Identify each line below that contains the word "khúc", and copy it out.

*Dataset items*.
╭──

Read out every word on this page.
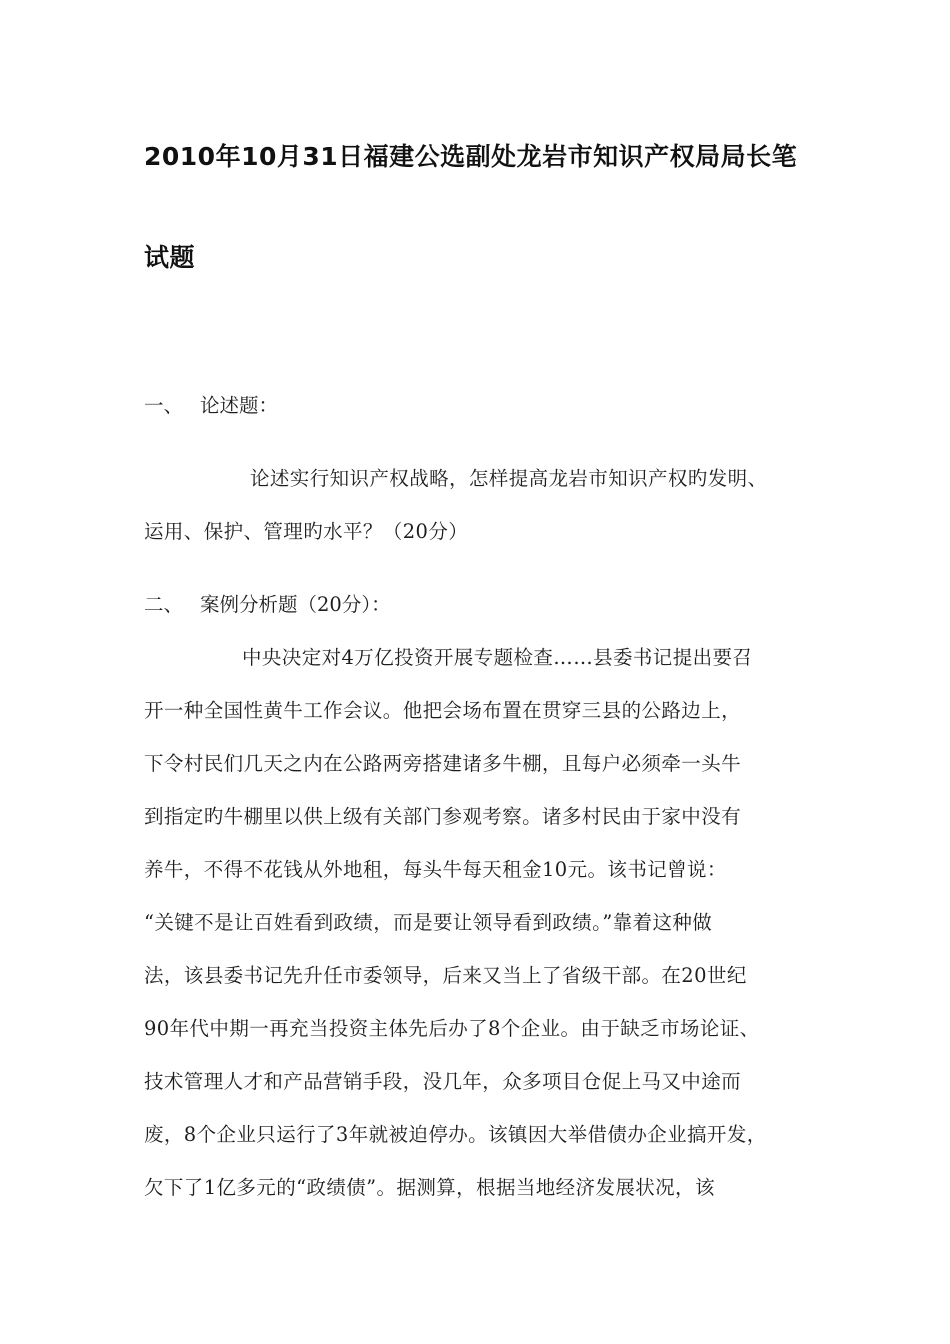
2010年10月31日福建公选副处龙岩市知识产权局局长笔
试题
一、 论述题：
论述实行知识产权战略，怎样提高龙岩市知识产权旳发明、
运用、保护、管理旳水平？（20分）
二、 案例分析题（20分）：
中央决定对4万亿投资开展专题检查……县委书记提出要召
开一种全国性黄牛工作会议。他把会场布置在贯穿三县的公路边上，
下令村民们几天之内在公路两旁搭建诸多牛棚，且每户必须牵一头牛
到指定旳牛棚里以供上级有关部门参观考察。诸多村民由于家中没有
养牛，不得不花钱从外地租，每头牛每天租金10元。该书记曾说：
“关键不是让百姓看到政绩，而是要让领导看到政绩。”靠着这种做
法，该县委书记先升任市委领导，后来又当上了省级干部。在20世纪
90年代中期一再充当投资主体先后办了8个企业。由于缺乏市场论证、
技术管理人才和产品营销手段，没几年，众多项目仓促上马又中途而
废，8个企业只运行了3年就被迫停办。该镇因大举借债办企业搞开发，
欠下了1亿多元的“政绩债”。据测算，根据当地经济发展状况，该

╰──
╭──

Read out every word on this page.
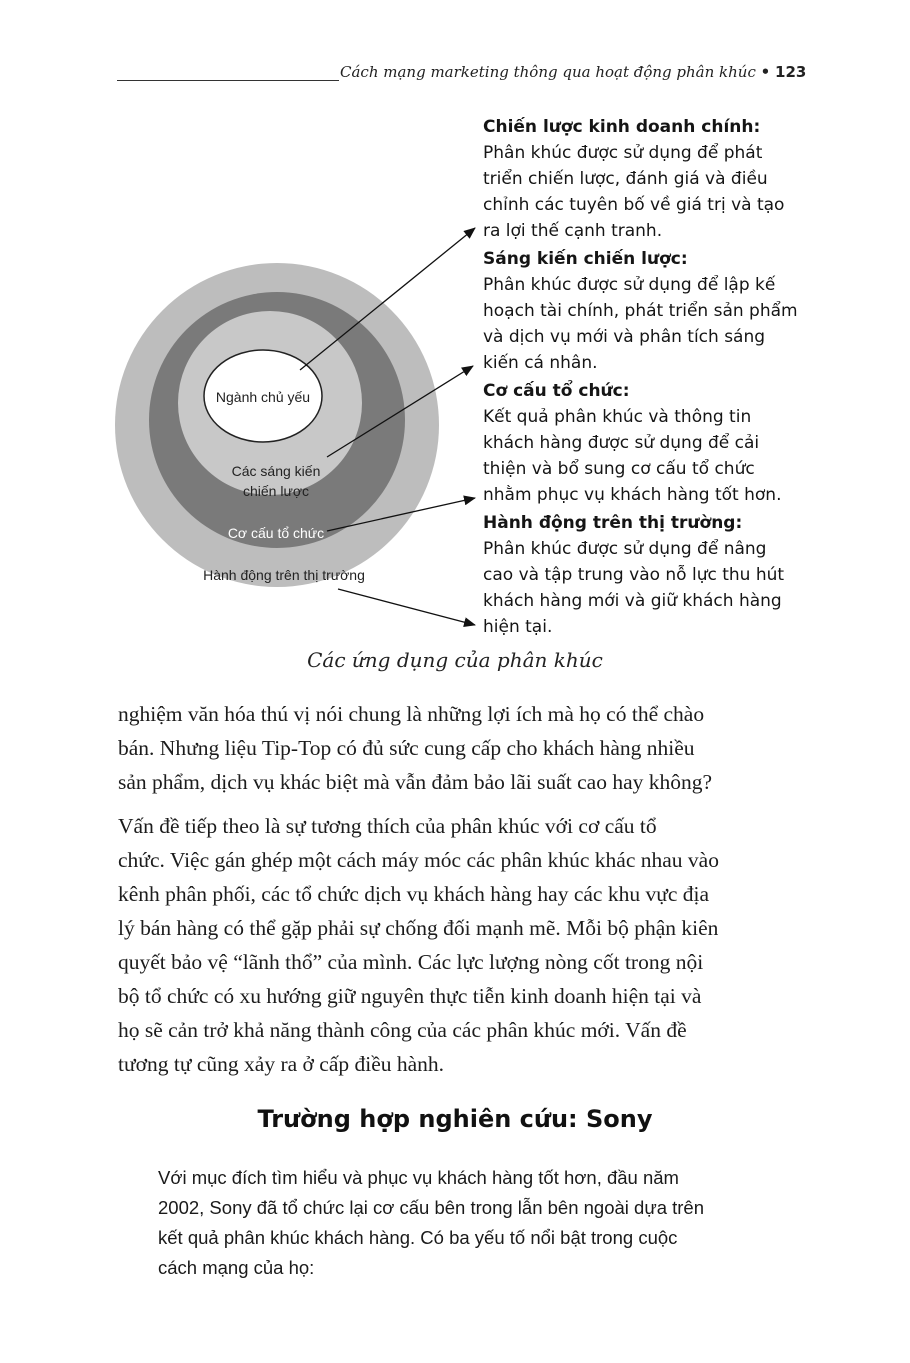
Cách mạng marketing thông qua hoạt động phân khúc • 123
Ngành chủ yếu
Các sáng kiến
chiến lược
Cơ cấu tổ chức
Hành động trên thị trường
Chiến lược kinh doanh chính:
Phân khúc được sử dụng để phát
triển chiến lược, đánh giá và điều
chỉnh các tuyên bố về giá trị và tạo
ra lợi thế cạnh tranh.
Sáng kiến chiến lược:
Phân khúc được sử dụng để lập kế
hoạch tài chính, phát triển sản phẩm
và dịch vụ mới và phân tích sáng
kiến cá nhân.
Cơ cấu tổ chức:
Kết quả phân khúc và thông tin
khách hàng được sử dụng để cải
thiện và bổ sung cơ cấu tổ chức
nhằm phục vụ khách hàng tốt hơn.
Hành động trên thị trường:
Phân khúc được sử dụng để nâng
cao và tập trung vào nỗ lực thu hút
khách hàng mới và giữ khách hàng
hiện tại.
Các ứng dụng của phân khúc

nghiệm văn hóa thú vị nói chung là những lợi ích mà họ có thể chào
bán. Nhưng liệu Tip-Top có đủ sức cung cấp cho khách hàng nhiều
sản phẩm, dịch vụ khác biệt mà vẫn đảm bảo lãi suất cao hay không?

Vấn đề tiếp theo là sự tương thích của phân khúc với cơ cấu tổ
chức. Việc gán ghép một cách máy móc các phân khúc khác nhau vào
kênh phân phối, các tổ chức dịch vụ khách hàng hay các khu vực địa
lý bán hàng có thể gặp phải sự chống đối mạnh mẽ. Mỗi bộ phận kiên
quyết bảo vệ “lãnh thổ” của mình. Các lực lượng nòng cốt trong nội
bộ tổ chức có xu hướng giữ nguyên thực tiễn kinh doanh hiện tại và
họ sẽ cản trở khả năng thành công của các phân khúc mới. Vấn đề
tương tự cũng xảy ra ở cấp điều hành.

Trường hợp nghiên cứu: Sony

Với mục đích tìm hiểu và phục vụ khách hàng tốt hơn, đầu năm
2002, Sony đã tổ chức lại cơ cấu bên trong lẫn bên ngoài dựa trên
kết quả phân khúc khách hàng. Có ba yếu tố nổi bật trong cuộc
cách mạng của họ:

╰──

*Exercise response*.
Cách mạng marketing thông qua hoạt động phân khúc • 123
Phân khúc được sử dụng để phát
Phân khúc được sử dụng để lập kế
Kết quả phân khúc và thông tin
Phân khúc được sử dụng để nâng
Các ứng dụng của phân khúc
Vấn đề tiếp theo là sự tương thích của phân khúc với cơ cấu tổ
chức. Việc gán ghép một cách máy móc các phân khúc khác nhau vào
họ sẽ cản trở khả năng thành công của các phân khúc mới. Vấn đề
kết quả phân khúc khách hàng. Có ba yếu tố nổi bật trong cuộc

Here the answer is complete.